» **Written request**
For each line that holds "Uzlová", copy the line out.

Dataset records
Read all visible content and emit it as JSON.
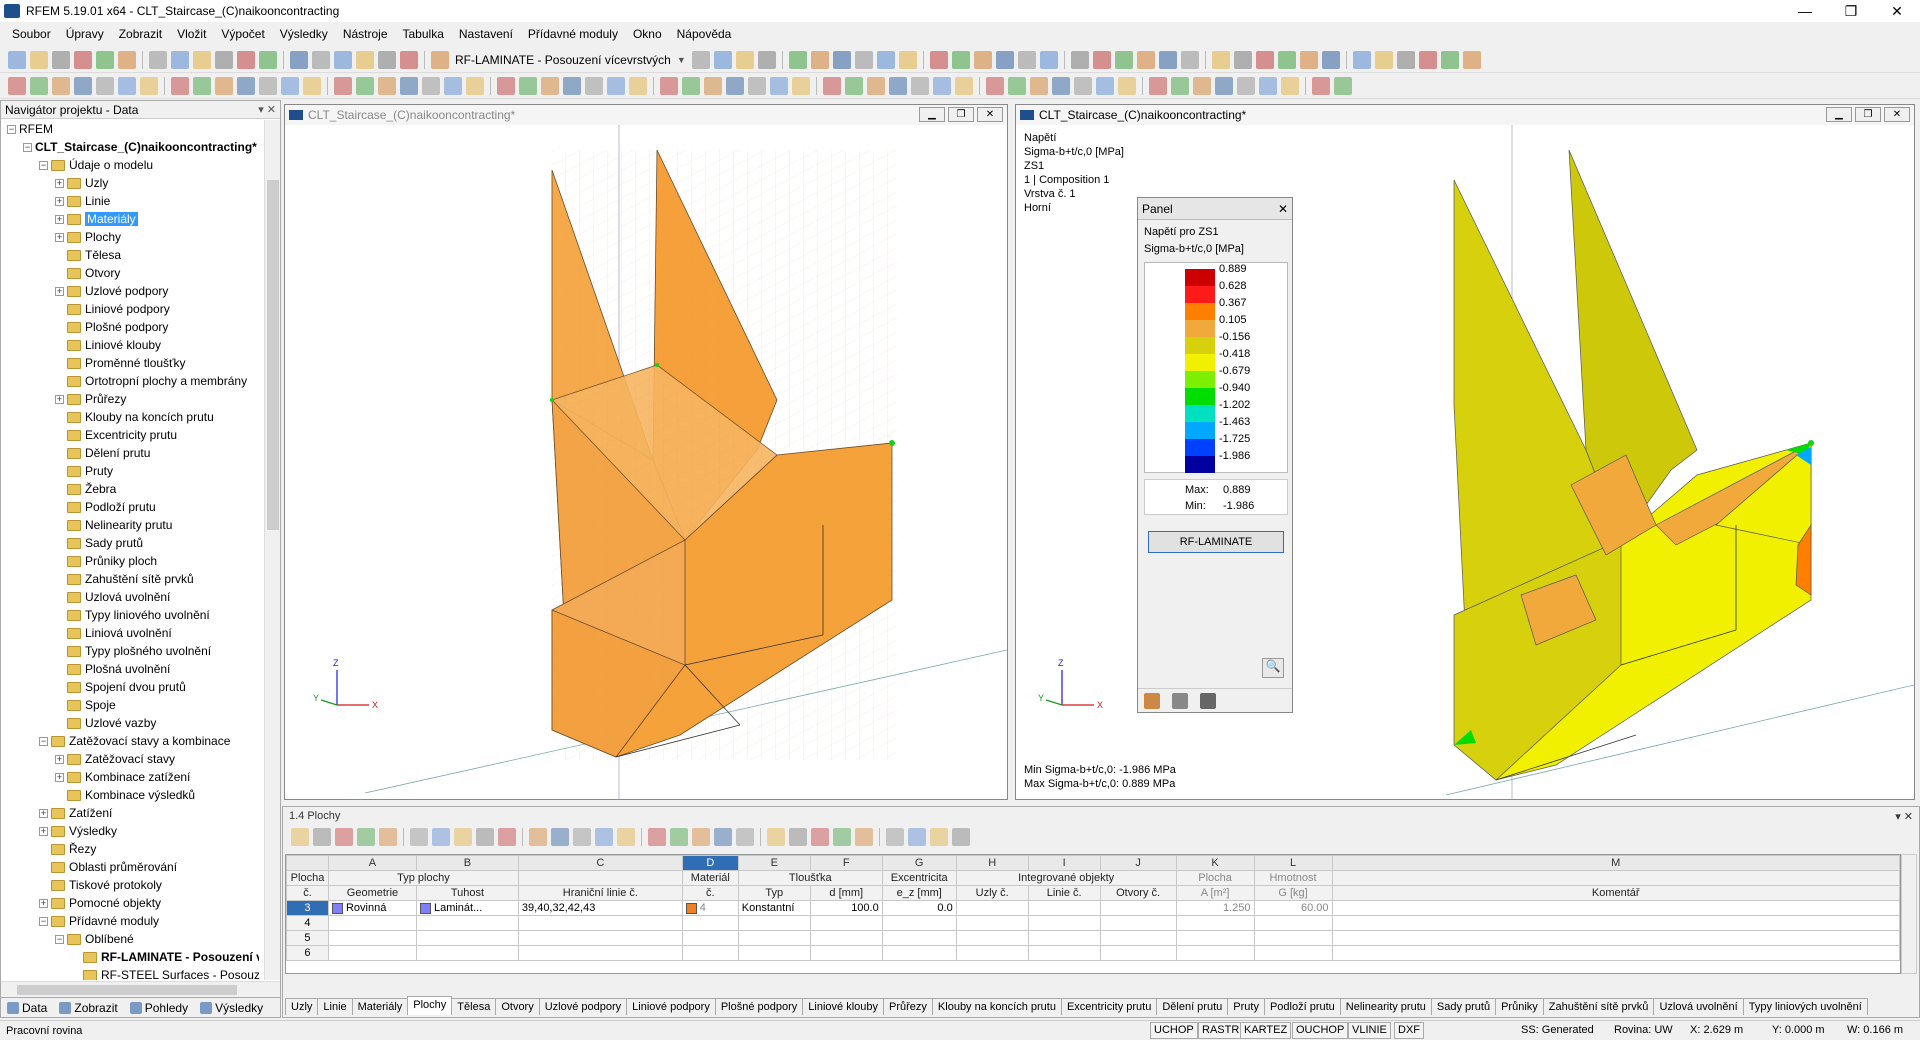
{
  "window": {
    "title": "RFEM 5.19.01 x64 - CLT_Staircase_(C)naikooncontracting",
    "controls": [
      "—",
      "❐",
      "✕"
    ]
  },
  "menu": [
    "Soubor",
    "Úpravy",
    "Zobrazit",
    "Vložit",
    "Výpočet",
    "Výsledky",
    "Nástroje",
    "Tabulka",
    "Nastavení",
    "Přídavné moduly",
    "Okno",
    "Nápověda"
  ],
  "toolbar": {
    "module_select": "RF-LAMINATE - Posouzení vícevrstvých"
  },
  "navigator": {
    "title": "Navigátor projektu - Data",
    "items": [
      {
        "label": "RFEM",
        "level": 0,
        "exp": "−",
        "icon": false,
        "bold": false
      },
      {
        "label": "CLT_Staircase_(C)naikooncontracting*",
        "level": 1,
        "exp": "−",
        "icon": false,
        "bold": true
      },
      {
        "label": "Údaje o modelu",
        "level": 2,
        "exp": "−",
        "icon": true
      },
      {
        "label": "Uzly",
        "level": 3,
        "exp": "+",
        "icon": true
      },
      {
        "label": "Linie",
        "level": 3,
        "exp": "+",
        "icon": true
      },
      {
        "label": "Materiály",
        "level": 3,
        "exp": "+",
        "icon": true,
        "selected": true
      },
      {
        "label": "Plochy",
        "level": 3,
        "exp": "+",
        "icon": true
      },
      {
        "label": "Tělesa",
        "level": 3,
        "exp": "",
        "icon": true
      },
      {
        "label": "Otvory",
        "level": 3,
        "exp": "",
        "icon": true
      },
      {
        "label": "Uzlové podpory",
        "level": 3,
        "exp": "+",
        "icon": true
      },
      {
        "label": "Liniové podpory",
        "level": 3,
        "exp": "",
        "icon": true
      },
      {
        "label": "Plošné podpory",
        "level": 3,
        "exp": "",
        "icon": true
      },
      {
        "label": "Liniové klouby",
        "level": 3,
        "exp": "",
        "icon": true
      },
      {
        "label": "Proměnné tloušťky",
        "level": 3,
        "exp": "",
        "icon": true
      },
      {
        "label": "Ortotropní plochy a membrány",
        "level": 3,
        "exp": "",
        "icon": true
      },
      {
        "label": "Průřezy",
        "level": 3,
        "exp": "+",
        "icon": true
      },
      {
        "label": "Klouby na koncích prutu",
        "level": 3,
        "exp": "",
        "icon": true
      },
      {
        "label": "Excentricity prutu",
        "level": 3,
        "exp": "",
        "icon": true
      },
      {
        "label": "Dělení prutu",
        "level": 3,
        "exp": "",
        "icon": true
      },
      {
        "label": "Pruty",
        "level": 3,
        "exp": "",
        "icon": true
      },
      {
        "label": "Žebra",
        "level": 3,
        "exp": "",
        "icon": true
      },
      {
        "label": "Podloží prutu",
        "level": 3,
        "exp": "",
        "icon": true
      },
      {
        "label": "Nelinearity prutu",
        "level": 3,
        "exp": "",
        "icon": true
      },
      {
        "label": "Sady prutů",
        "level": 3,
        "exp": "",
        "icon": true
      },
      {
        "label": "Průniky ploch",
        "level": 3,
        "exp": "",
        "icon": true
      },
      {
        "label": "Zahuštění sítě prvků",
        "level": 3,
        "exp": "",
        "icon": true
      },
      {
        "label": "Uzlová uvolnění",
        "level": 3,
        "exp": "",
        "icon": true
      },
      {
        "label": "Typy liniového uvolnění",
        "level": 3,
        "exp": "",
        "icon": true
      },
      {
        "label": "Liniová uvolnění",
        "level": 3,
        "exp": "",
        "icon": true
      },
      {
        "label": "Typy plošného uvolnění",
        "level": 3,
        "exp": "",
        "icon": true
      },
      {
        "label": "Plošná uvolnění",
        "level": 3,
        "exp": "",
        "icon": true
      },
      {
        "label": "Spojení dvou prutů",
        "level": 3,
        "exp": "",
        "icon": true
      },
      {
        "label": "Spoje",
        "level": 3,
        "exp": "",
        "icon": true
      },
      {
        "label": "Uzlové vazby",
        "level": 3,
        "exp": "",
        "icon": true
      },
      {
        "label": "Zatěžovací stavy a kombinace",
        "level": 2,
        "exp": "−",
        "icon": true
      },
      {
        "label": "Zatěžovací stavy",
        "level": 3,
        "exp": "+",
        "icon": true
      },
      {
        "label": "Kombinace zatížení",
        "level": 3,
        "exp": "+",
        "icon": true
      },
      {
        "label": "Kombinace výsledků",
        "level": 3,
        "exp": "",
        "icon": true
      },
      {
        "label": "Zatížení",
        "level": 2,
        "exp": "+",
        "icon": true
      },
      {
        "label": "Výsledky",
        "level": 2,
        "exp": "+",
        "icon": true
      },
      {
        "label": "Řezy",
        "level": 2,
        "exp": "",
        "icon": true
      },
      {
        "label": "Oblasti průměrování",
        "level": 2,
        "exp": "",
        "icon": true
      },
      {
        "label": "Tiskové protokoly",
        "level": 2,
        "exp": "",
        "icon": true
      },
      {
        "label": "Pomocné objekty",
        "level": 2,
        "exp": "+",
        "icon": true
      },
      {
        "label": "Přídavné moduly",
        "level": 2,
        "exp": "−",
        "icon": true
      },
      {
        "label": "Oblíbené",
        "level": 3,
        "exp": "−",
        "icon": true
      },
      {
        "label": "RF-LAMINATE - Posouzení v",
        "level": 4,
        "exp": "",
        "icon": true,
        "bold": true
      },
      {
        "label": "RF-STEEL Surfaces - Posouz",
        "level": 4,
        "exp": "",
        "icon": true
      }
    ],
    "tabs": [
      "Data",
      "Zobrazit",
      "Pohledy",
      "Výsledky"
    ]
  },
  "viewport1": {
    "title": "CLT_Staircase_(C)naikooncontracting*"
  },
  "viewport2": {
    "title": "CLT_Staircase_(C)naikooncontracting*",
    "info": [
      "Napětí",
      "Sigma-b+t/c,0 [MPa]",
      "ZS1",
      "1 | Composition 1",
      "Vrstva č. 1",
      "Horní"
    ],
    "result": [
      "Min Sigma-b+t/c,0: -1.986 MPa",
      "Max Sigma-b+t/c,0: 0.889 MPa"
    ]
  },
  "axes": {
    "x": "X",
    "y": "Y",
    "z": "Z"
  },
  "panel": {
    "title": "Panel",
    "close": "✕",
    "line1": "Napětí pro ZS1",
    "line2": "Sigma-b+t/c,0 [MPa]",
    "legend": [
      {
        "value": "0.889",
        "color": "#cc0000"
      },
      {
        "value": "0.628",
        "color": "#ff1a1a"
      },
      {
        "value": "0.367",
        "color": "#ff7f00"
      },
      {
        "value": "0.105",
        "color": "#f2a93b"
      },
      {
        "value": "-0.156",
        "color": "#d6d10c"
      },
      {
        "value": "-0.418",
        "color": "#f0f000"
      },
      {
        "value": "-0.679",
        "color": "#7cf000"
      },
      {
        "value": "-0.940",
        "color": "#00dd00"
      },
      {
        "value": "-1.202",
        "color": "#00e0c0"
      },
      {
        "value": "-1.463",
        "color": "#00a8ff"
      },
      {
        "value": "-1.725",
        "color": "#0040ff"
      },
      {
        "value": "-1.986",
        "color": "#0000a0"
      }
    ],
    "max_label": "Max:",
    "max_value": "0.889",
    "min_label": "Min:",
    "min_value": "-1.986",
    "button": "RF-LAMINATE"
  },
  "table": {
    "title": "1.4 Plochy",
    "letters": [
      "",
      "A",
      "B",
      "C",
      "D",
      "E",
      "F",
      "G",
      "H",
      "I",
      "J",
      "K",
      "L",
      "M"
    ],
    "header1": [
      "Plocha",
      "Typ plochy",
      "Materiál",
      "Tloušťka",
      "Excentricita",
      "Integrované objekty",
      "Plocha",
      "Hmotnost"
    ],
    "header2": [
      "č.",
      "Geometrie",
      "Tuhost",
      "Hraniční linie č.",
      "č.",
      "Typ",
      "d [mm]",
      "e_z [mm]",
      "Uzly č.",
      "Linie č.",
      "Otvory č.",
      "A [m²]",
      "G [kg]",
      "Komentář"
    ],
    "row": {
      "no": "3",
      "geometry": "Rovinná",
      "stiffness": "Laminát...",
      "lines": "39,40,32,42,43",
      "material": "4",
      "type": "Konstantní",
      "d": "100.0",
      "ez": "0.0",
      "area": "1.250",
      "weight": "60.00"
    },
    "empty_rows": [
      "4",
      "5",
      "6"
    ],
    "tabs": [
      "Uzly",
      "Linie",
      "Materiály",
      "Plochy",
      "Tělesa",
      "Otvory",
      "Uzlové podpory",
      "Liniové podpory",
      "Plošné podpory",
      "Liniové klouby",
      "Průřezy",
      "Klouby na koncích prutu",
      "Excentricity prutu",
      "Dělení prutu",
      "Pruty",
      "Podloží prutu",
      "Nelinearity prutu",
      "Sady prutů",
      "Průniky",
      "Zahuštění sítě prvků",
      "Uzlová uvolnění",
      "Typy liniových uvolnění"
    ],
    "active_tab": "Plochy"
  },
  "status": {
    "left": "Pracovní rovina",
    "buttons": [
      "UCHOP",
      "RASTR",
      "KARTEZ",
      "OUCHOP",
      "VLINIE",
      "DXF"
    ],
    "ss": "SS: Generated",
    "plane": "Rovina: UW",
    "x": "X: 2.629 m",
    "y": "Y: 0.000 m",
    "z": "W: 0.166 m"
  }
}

» **Expected answer**
        "label": "Uzlová uvolnění",
      "Uzlová uvolnění",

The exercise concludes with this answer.